[STATED EXERCISE] Identify the lines bearing the string "values" and gather them.

[DATA FOR PROCESSING]

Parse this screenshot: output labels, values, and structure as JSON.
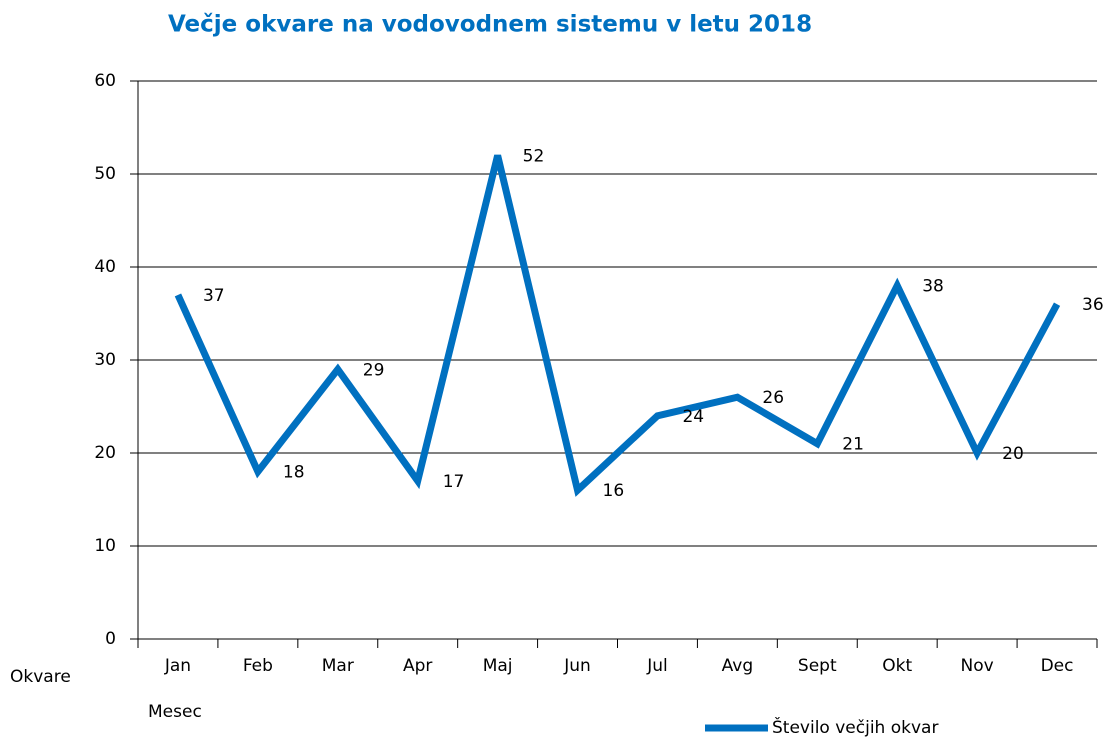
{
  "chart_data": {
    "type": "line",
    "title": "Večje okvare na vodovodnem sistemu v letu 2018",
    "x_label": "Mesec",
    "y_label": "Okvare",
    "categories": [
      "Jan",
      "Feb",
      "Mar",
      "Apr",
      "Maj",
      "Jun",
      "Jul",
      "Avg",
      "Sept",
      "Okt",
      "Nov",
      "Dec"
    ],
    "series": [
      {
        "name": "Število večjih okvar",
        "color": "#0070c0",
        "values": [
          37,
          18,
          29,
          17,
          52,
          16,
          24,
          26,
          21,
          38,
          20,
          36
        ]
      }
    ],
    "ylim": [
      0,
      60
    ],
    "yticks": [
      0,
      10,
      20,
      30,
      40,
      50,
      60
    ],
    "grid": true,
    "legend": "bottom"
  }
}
==
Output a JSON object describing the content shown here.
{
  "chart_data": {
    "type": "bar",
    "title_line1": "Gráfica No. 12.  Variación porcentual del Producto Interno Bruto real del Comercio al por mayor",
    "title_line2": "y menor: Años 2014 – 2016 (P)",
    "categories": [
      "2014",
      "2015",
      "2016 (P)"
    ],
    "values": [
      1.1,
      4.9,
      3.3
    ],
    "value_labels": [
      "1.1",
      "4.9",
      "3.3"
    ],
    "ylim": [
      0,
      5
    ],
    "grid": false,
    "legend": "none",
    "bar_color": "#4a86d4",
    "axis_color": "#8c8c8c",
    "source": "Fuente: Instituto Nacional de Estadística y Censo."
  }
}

[REPLY]
Parse this screenshot: output labels, values, and structure as JSON.
        "values": [
    "values": [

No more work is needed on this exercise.